Records follow. Select each line holding "достопримечательностей".

+++ Data to process +++

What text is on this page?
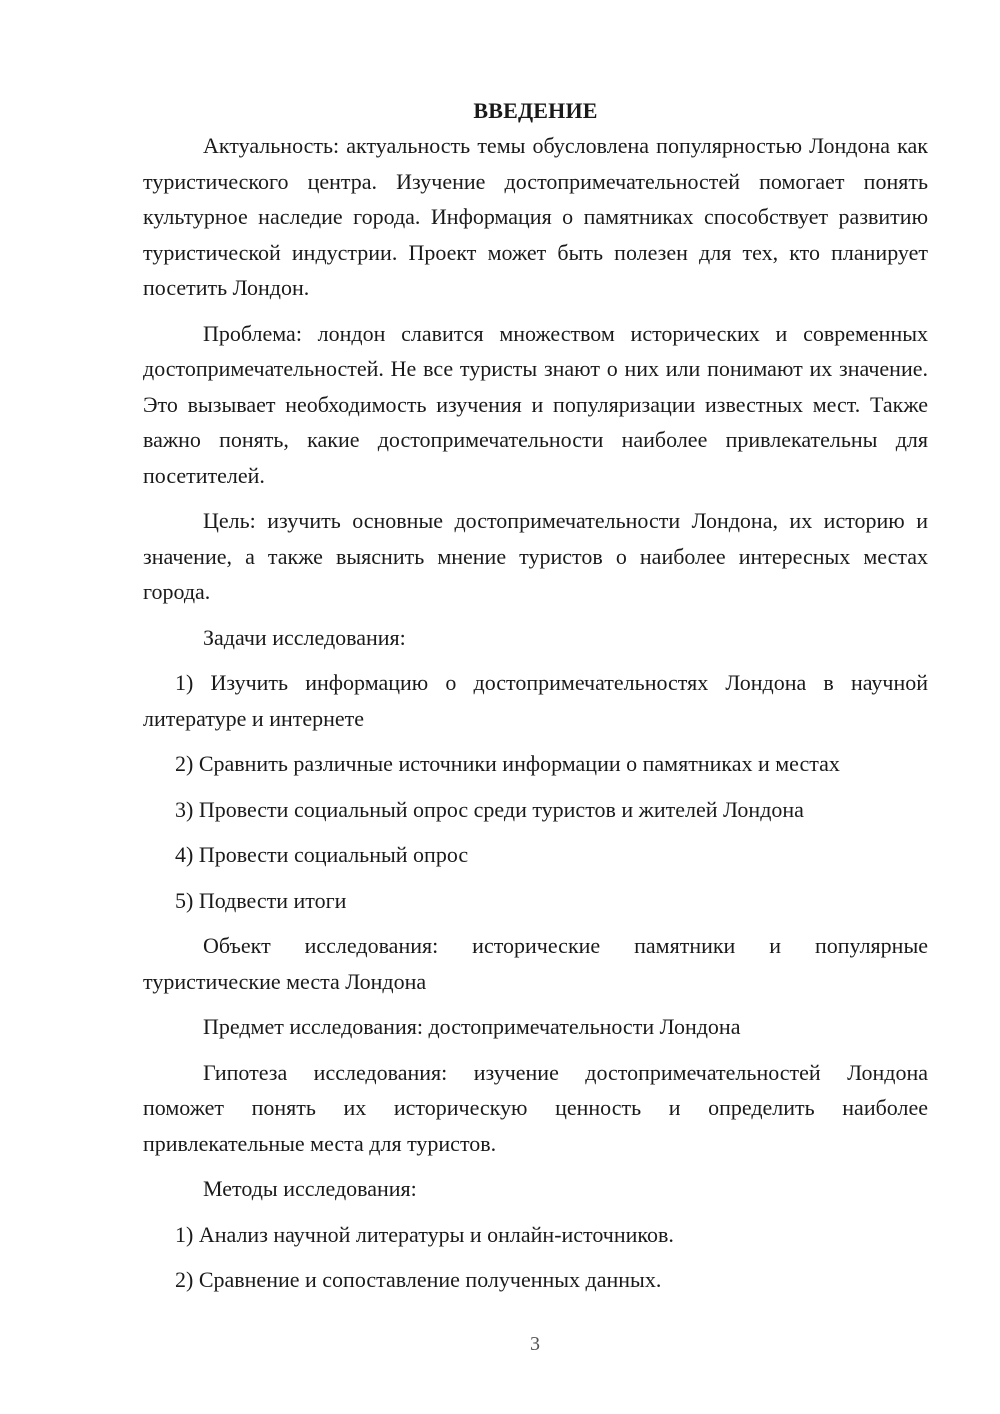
ВВЕДЕНИЕ

Актуальность: актуальность темы обусловлена популярностью Лондона как туристического центра. Изучение достопримечательностей помогает понять культурное наследие города. Информация о памятниках способствует развитию туристической индустрии. Проект может быть полезен для тех, кто планирует посетить Лондон.

Проблема: лондон славится множеством исторических и современных достопримечательностей. Не все туристы знают о них или понимают их значение. Это вызывает необходимость изучения и популяризации известных мест. Также важно понять, какие достопримечательности наиболее привлекательны для посетителей.

Цель: изучить основные достопримечательности Лондона, их историю и значение, а также выяснить мнение туристов о наиболее интересных местах города.

Задачи исследования:

1) Изучить информацию о достопримечательностях Лондона в научной литературе и интернете

2) Сравнить различные источники информации о памятниках и местах

3) Провести социальный опрос среди туристов и жителей Лондона

4) Провести социальный опрос

5) Подвести итоги

Объект исследования: исторические памятники и популярные туристические места Лондона

Предмет исследования: достопримечательности Лондона

Гипотеза исследования: изучение достопримечательностей Лондона поможет понять их историческую ценность и определить наиболее привлекательные места для туристов.

Методы исследования:

1) Анализ научной литературы и онлайн-источников.

2) Сравнение и сопоставление полученных данных.

3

+++

**Output of the task**.
Актуальность: актуальность темы обусловлена популярностью Лондона как туристического центра. Изучение достопримечательностей помогает понять культурное наследие города. Информация о памятниках способствует развитию туристической индустрии. Проект может быть полезен для тех, кто планирует посетить Лондон.
Проблема: лондон славится множеством исторических и современных достопримечательностей. Не все туристы знают о них или понимают их значение. Это вызывает необходимость изучения и популяризации известных мест. Также важно понять, какие достопримечательности наиболее привлекательны для посетителей.
Гипотеза исследования: изучение достопримечательностей Лондона поможет понять их историческую ценность и определить наиболее привлекательные места для туристов.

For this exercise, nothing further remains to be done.